INPUT FOR THIS TASK =>
▼▼▼

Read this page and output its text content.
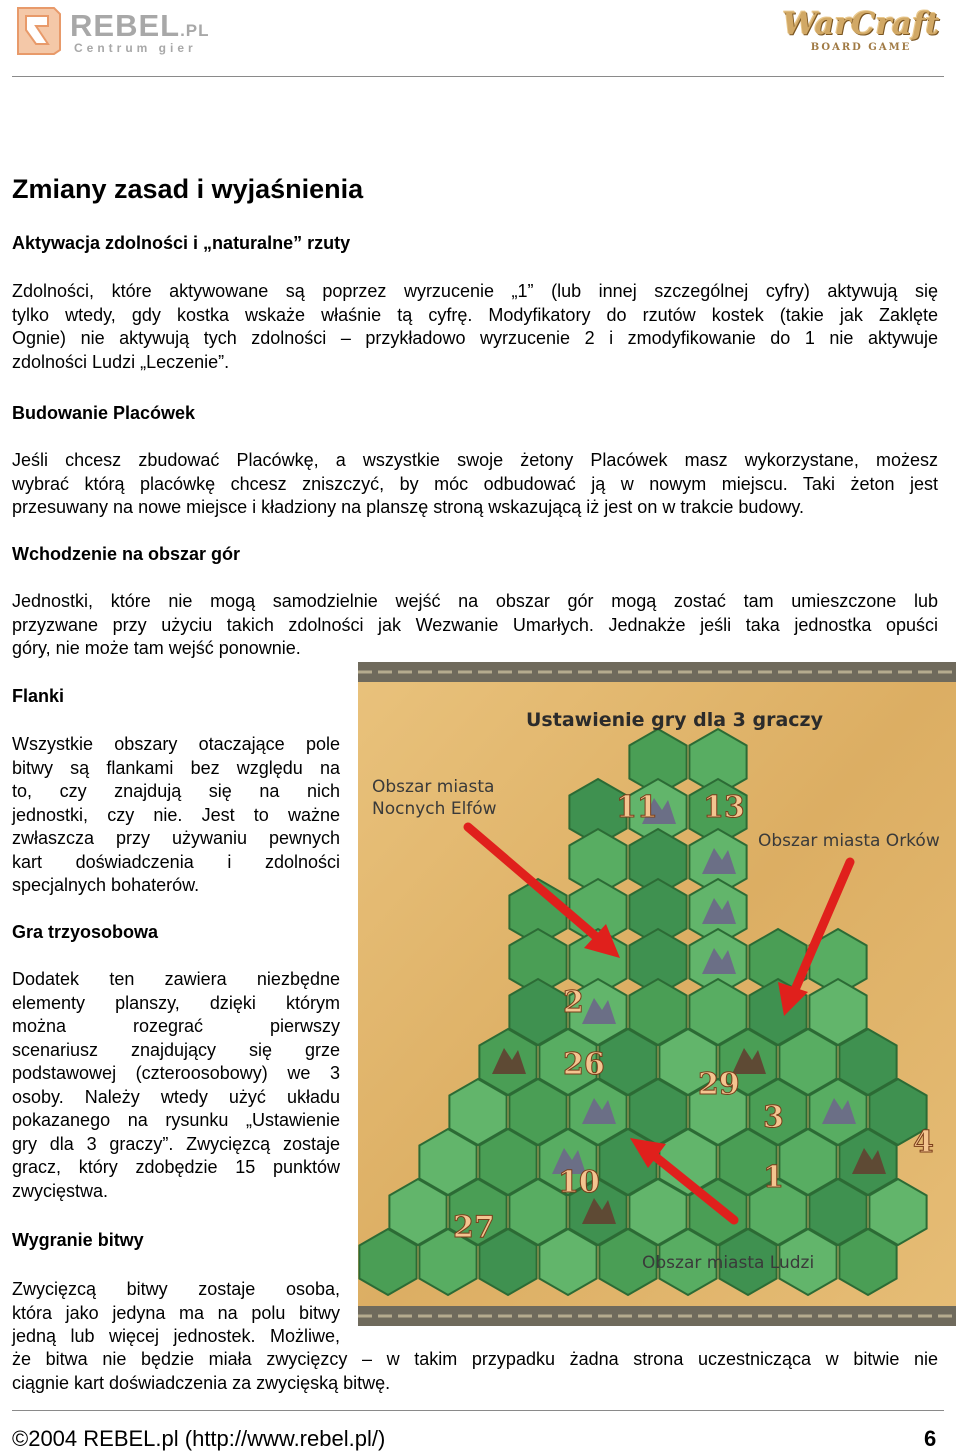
REBEL.PL
Centrum gier
WarCraft
BOARD GAME
Zmiany zasad i wyjaśnienia
Aktywacja zdolności i „naturalne” rzuty
Zdolności, które aktywowane są poprzez wyrzucenie „1” (lub innej szczególnej cyfry) aktywują się
tylko wtedy, gdy kostka wskaże właśnie tą cyfrę. Modyfikatory do rzutów kostek (takie jak Zaklęte
Ognie) nie aktywują tych zdolności – przykładowo wyrzucenie 2 i zmodyfikowanie do 1 nie aktywuje
zdolności Ludzi „Leczenie”.
Budowanie Placówek
Jeśli chcesz zbudować Placówkę, a wszystkie swoje żetony Placówek masz wykorzystane, możesz
wybrać którą placówkę chcesz zniszczyć, by móc odbudować ją w nowym miejscu. Taki żeton jest
przesuwany na nowe miejsce i kładziony na planszę stroną wskazującą iż jest on w trakcie budowy.
Wchodzenie na obszar gór
Jednostki, które nie mogą samodzielnie wejść na obszar gór mogą zostać tam umieszczone lub
przyzwane przy użyciu takich zdolności jak Wezwanie Umarłych. Jednakże jeśli taka jednostka opuści
góry, nie może tam wejść ponownie.
Flanki
Wszystkie obszary otaczające pole
bitwy są flankami bez względu na
to, czy znajdują się na nich
jednostki, czy nie. Jest to ważne
zwłaszcza przy używaniu pewnych
kart doświadczenia i zdolności
specjalnych bohaterów.
Gra trzyosobowa
Dodatek ten zawiera niezbędne
elementy planszy, dzięki którym
można rozegrać pierwszy
scenariusz znajdujący się grze
podstawowej (czteroosobowy) we 3
osoby. Należy wtedy użyć układu
pokazanego na rysunku „Ustawienie
gry dla 3 graczy”. Zwycięzcą zostaje
gracz, który zdobędzie 15 punktów
zwycięstwa.
Wygranie bitwy
Zwycięzcą bitwy zostaje osoba,
która jako jedyna ma na polu bitwy
jedną lub więcej jednostek. Możliwe,
że bitwa nie będzie miała zwycięzcy – w takim przypadku żadna strona uczestnicząca w bitwie nie
ciągnie kart doświadczenia za zwycięską bitwę.
11 13
2
26
29
3
4
1
10
27
Ustawienie gry dla 3 graczy
Obszar miasta
Nocnych Elfów
Obszar miasta Orków
Obszar miasta Ludzi
©2004 REBEL.pl (http://www.rebel.pl/)	6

▲▲▲

WHAT YOU NEED TO DO =>
Transcribe every record above exactly, leaving out the pictures.

FINAL RESULT =>
Read this page and output its text content.
REBEL.PL
Centrum gier
WarCraft
BOARD GAME
Zmiany zasad i wyjaśnienia
Aktywacja zdolności i „naturalne” rzuty
Zdolności, które aktywowane są poprzez wyrzucenie „1” (lub innej szczególnej cyfry) aktywują się
tylko wtedy, gdy kostka wskaże właśnie tą cyfrę. Modyfikatory do rzutów kostek (takie jak Zaklęte
Ognie) nie aktywują tych zdolności – przykładowo wyrzucenie 2 i zmodyfikowanie do 1 nie aktywuje
zdolności Ludzi „Leczenie”.
Budowanie Placówek
Jeśli chcesz zbudować Placówkę, a wszystkie swoje żetony Placówek masz wykorzystane, możesz
wybrać którą placówkę chcesz zniszczyć, by móc odbudować ją w nowym miejscu. Taki żeton jest
przesuwany na nowe miejsce i kładziony na planszę stroną wskazującą iż jest on w trakcie budowy.
Wchodzenie na obszar gór
Jednostki, które nie mogą samodzielnie wejść na obszar gór mogą zostać tam umieszczone lub
przyzwane przy użyciu takich zdolności jak Wezwanie Umarłych. Jednakże jeśli taka jednostka opuści
góry, nie może tam wejść ponownie.
Flanki
Wszystkie obszary otaczające pole
bitwy są flankami bez względu na
to, czy znajdują się na nich
jednostki, czy nie. Jest to ważne
zwłaszcza przy używaniu pewnych
kart doświadczenia i zdolności
specjalnych bohaterów.
Gra trzyosobowa
Dodatek ten zawiera niezbędne
elementy planszy, dzięki którym
można rozegrać pierwszy
scenariusz znajdujący się grze
podstawowej (czteroosobowy) we 3
osoby. Należy wtedy użyć układu
pokazanego na rysunku „Ustawienie
gry dla 3 graczy”. Zwycięzcą zostaje
gracz, który zdobędzie 15 punktów
zwycięstwa.
Wygranie bitwy
Zwycięzcą bitwy zostaje osoba,
która jako jedyna ma na polu bitwy
jedną lub więcej jednostek. Możliwe,
że bitwa nie będzie miała zwycięzcy – w takim przypadku żadna strona uczestnicząca w bitwie nie
ciągnie kart doświadczenia za zwycięską bitwę.
11 13
2
26
29
3
4
1
10
27
Ustawienie gry dla 3 graczy
Obszar miasta
Nocnych Elfów
Obszar miasta Orków
Obszar miasta Ludzi
©2004 REBEL.pl (http://www.rebel.pl/)	6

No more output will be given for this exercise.